Provided data:

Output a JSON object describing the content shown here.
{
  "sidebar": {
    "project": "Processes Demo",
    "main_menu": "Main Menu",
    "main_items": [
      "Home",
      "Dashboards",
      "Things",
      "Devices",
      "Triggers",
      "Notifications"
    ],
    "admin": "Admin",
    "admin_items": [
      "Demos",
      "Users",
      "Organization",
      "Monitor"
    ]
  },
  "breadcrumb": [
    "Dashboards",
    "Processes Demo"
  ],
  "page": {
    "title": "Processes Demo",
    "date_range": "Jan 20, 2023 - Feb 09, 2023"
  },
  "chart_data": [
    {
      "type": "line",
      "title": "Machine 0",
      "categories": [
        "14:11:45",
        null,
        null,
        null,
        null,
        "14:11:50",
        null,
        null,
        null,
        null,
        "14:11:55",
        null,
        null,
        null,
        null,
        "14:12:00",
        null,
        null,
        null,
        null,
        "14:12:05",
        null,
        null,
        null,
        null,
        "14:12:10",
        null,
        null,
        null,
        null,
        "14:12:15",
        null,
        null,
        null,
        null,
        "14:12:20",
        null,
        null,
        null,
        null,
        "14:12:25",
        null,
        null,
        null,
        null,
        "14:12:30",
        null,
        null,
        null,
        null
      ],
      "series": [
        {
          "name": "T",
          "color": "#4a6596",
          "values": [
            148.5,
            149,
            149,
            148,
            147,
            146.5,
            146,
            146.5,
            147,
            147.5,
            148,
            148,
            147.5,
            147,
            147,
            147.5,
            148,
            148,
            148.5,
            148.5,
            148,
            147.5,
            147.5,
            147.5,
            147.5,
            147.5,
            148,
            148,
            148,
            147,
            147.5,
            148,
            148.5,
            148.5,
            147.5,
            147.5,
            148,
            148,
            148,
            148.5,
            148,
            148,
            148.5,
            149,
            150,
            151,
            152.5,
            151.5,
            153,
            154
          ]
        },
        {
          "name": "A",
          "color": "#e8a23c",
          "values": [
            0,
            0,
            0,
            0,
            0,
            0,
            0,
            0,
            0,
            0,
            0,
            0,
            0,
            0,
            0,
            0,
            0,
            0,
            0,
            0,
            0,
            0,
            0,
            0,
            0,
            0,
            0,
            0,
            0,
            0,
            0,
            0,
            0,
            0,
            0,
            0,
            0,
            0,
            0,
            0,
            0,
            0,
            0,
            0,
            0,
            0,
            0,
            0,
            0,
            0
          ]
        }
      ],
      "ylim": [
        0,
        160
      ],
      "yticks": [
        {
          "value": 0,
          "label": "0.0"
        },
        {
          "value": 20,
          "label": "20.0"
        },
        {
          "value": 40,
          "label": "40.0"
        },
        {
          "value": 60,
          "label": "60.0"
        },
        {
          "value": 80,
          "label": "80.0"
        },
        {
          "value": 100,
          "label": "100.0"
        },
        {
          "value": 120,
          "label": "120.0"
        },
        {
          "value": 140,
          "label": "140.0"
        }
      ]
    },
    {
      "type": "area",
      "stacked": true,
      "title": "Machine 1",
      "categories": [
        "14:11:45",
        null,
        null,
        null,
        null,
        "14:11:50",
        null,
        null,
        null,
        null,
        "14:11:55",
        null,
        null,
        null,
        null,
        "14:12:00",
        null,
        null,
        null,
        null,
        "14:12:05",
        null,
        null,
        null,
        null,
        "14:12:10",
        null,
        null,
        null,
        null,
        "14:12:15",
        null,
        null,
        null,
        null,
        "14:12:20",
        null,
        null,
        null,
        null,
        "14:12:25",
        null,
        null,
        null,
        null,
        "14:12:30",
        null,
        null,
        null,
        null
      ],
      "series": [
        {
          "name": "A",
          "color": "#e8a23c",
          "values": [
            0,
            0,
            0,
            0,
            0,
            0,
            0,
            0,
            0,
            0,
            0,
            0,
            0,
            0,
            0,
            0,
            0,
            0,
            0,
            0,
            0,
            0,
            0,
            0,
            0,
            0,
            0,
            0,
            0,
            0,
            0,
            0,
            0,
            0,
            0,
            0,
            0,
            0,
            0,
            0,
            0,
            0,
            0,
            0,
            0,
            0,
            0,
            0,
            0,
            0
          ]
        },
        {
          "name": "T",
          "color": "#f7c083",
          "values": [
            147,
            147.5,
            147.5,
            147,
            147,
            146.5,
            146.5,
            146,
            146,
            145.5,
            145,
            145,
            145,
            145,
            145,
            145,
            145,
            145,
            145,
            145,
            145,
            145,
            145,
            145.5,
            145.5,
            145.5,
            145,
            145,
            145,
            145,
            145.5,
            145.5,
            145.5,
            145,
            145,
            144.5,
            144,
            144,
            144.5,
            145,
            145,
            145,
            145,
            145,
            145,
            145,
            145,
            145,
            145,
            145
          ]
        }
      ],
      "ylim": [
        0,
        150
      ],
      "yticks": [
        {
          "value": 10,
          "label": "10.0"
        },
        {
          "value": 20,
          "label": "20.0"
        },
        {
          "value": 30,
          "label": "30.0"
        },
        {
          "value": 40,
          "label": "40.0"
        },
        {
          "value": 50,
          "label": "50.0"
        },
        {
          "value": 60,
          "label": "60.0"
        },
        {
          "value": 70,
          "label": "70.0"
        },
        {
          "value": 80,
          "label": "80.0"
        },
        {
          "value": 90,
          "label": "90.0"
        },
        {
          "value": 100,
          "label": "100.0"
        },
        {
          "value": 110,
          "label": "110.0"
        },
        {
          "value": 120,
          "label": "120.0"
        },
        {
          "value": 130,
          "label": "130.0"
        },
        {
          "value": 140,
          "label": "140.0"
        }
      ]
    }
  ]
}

Directions:
Output every record above exactly as it appears.

Result for this task:
Output a JSON object describing the content shown here.
{
  "sidebar": {
    "project": "Processes Demo",
    "main_menu": "Main Menu",
    "main_items": [
      "Home",
      "Dashboards",
      "Things",
      "Devices",
      "Triggers",
      "Notifications"
    ],
    "admin": "Admin",
    "admin_items": [
      "Demos",
      "Users",
      "Organization",
      "Monitor"
    ]
  },
  "breadcrumb": [
    "Dashboards",
    "Processes Demo"
  ],
  "page": {
    "title": "Processes Demo",
    "date_range": "Jan 20, 2023 - Feb 09, 2023"
  },
  "chart_data": [
    {
      "type": "line",
      "title": "Machine 0",
      "categories": [
        "14:11:45",
        null,
        null,
        null,
        null,
        "14:11:50",
        null,
        null,
        null,
        null,
        "14:11:55",
        null,
        null,
        null,
        null,
        "14:12:00",
        null,
        null,
        null,
        null,
        "14:12:05",
        null,
        null,
        null,
        null,
        "14:12:10",
        null,
        null,
        null,
        null,
        "14:12:15",
        null,
        null,
        null,
        null,
        "14:12:20",
        null,
        null,
        null,
        null,
        "14:12:25",
        null,
        null,
        null,
        null,
        "14:12:30",
        null,
        null,
        null,
        null
      ],
      "series": [
        {
          "name": "T",
          "color": "#4a6596",
          "values": [
            148.5,
            149,
            149,
            148,
            147,
            146.5,
            146,
            146.5,
            147,
            147.5,
            148,
            148,
            147.5,
            147,
            147,
            147.5,
            148,
            148,
            148.5,
            148.5,
            148,
            147.5,
            147.5,
            147.5,
            147.5,
            147.5,
            148,
            148,
            148,
            147,
            147.5,
            148,
            148.5,
            148.5,
            147.5,
            147.5,
            148,
            148,
            148,
            148.5,
            148,
            148,
            148.5,
            149,
            150,
            151,
            152.5,
            151.5,
            153,
            154
          ]
        },
        {
          "name": "A",
          "color": "#e8a23c",
          "values": [
            0,
            0,
            0,
            0,
            0,
            0,
            0,
            0,
            0,
            0,
            0,
            0,
            0,
            0,
            0,
            0,
            0,
            0,
            0,
            0,
            0,
            0,
            0,
            0,
            0,
            0,
            0,
            0,
            0,
            0,
            0,
            0,
            0,
            0,
            0,
            0,
            0,
            0,
            0,
            0,
            0,
            0,
            0,
            0,
            0,
            0,
            0,
            0,
            0,
            0
          ]
        }
      ],
      "ylim": [
        0,
        160
      ],
      "yticks": [
        {
          "value": 0,
          "label": "0.0"
        },
        {
          "value": 20,
          "label": "20.0"
        },
        {
          "value": 40,
          "label": "40.0"
        },
        {
          "value": 60,
          "label": "60.0"
        },
        {
          "value": 80,
          "label": "80.0"
        },
        {
          "value": 100,
          "label": "100.0"
        },
        {
          "value": 120,
          "label": "120.0"
        },
        {
          "value": 140,
          "label": "140.0"
        }
      ]
    },
    {
      "type": "area",
      "stacked": true,
      "title": "Machine 1",
      "categories": [
        "14:11:45",
        null,
        null,
        null,
        null,
        "14:11:50",
        null,
        null,
        null,
        null,
        "14:11:55",
        null,
        null,
        null,
        null,
        "14:12:00",
        null,
        null,
        null,
        null,
        "14:12:05",
        null,
        null,
        null,
        null,
        "14:12:10",
        null,
        null,
        null,
        null,
        "14:12:15",
        null,
        null,
        null,
        null,
        "14:12:20",
        null,
        null,
        null,
        null,
        "14:12:25",
        null,
        null,
        null,
        null,
        "14:12:30",
        null,
        null,
        null,
        null
      ],
      "series": [
        {
          "name": "A",
          "color": "#e8a23c",
          "values": [
            0,
            0,
            0,
            0,
            0,
            0,
            0,
            0,
            0,
            0,
            0,
            0,
            0,
            0,
            0,
            0,
            0,
            0,
            0,
            0,
            0,
            0,
            0,
            0,
            0,
            0,
            0,
            0,
            0,
            0,
            0,
            0,
            0,
            0,
            0,
            0,
            0,
            0,
            0,
            0,
            0,
            0,
            0,
            0,
            0,
            0,
            0,
            0,
            0,
            0
          ]
        },
        {
          "name": "T",
          "color": "#f7c083",
          "values": [
            147,
            147.5,
            147.5,
            147,
            147,
            146.5,
            146.5,
            146,
            146,
            145.5,
            145,
            145,
            145,
            145,
            145,
            145,
            145,
            145,
            145,
            145,
            145,
            145,
            145,
            145.5,
            145.5,
            145.5,
            145,
            145,
            145,
            145,
            145.5,
            145.5,
            145.5,
            145,
            145,
            144.5,
            144,
            144,
            144.5,
            145,
            145,
            145,
            145,
            145,
            145,
            145,
            145,
            145,
            145,
            145
          ]
        }
      ],
      "ylim": [
        0,
        150
      ],
      "yticks": [
        {
          "value": 10,
          "label": "10.0"
        },
        {
          "value": 20,
          "label": "20.0"
        },
        {
          "value": 30,
          "label": "30.0"
        },
        {
          "value": 40,
          "label": "40.0"
        },
        {
          "value": 50,
          "label": "50.0"
        },
        {
          "value": 60,
          "label": "60.0"
        },
        {
          "value": 70,
          "label": "70.0"
        },
        {
          "value": 80,
          "label": "80.0"
        },
        {
          "value": 90,
          "label": "90.0"
        },
        {
          "value": 100,
          "label": "100.0"
        },
        {
          "value": 110,
          "label": "110.0"
        },
        {
          "value": 120,
          "label": "120.0"
        },
        {
          "value": 130,
          "label": "130.0"
        },
        {
          "value": 140,
          "label": "140.0"
        }
      ]
    }
  ]
}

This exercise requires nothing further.